**EXERCISE**
Tally the lines containing "percent" and report the number alone.

**SUPPLIED RECORDS**

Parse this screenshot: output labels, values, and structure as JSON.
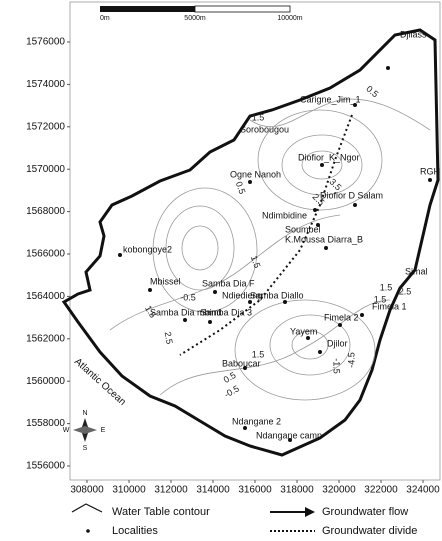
{
  "map": {
    "scale_bar": {
      "labels": [
        "0m",
        "5000m",
        "10000m"
      ]
    },
    "axes": {
      "xlim": [
        307190,
        324810
      ],
      "ylim": [
        1555340,
        1577887
      ],
      "xticks": [
        308000,
        310000,
        312000,
        314000,
        316000,
        318000,
        320000,
        322000,
        324000
      ],
      "yticks": [
        1556000,
        1558000,
        1560000,
        1562000,
        1564000,
        1566000,
        1568000,
        1570000,
        1572000,
        1574000,
        1576000
      ]
    },
    "localities": [
      "Djilass",
      "Carigne_Jim_1",
      "Sorobougou",
      "Diofior_K_Ngor",
      "RGH",
      "Ogne Nanoh",
      "Diofior D Salam",
      "Ndimbidine",
      "Soumbel",
      "kobongoye2",
      "K.Moussa Diarra_B",
      "Simal",
      "Mbissel",
      "Samba Dia F",
      "Ndiedieng",
      "Samba Diallo",
      "Samba Dia mbind",
      "Samba Dia 3",
      "Fimela 1",
      "Fimela 2",
      "Yayem",
      "Djilor",
      "Baboucar",
      "Ndangane 2",
      "Ndangane camp"
    ],
    "contour_labels": [
      0.5,
      1.5,
      2.5,
      3.5,
      0.5,
      1.5,
      -0.5,
      1.5,
      2.5,
      1.5,
      2.5,
      1.5,
      0.5,
      -0.5,
      -1.5,
      -4.5,
      1.5
    ],
    "ocean_label": "Atlantic Ocean",
    "compass": [
      "N",
      "S",
      "E",
      "W"
    ],
    "legend": [
      "Water Table contour",
      "Localities",
      "Groundwater flow",
      "Groundwater divide"
    ]
  }
}
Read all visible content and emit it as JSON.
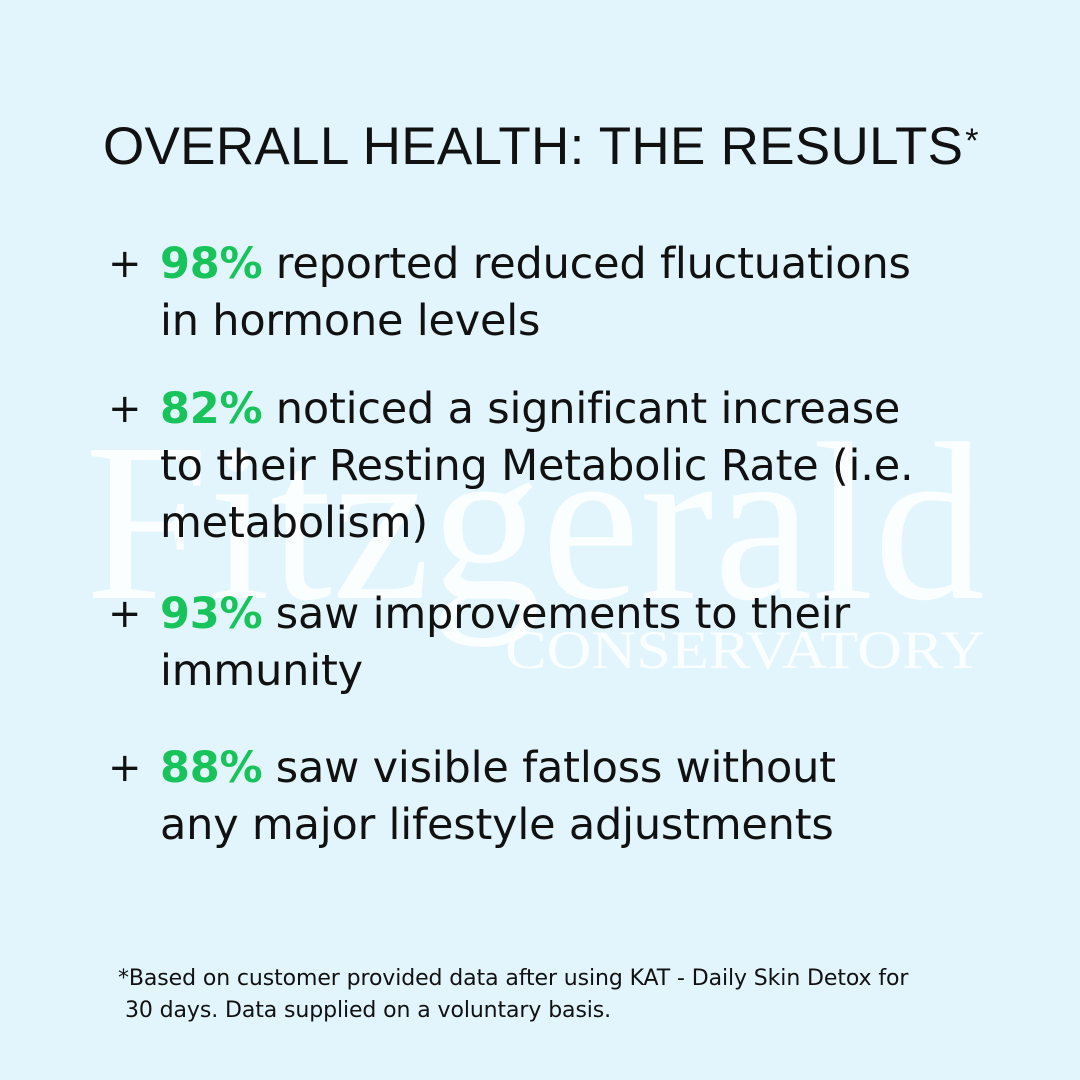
{
  "title": {
    "text": "OVERALL HEALTH: THE RESULTS",
    "marker": "*"
  },
  "watermark": {
    "name": "Fitzgerald",
    "subtitle": "CONSERVATORY",
    "color": "#ffffff"
  },
  "colors": {
    "background": "#e2f5fd",
    "accent": "#19c35c",
    "text": "#111111"
  },
  "results": [
    {
      "bullet": "+",
      "percent": "98%",
      "line1": " reported reduced fluctuations",
      "line2": "in hormone levels",
      "line3": ""
    },
    {
      "bullet": "+",
      "percent": "82%",
      "line1": " noticed a significant increase",
      "line2": "to their Resting Metabolic Rate (i.e.",
      "line3": "metabolism)"
    },
    {
      "bullet": "+",
      "percent": "93%",
      "line1": " saw improvements to their",
      "line2": "immunity",
      "line3": ""
    },
    {
      "bullet": "+",
      "percent": "88%",
      "line1": " saw visible fatloss without",
      "line2": "any major lifestyle adjustments",
      "line3": ""
    }
  ],
  "footnote": {
    "line1": "*Based on customer provided data after using KAT - Daily Skin Detox for",
    "line2": "30 days. Data supplied on a voluntary basis."
  }
}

**RESULT**
4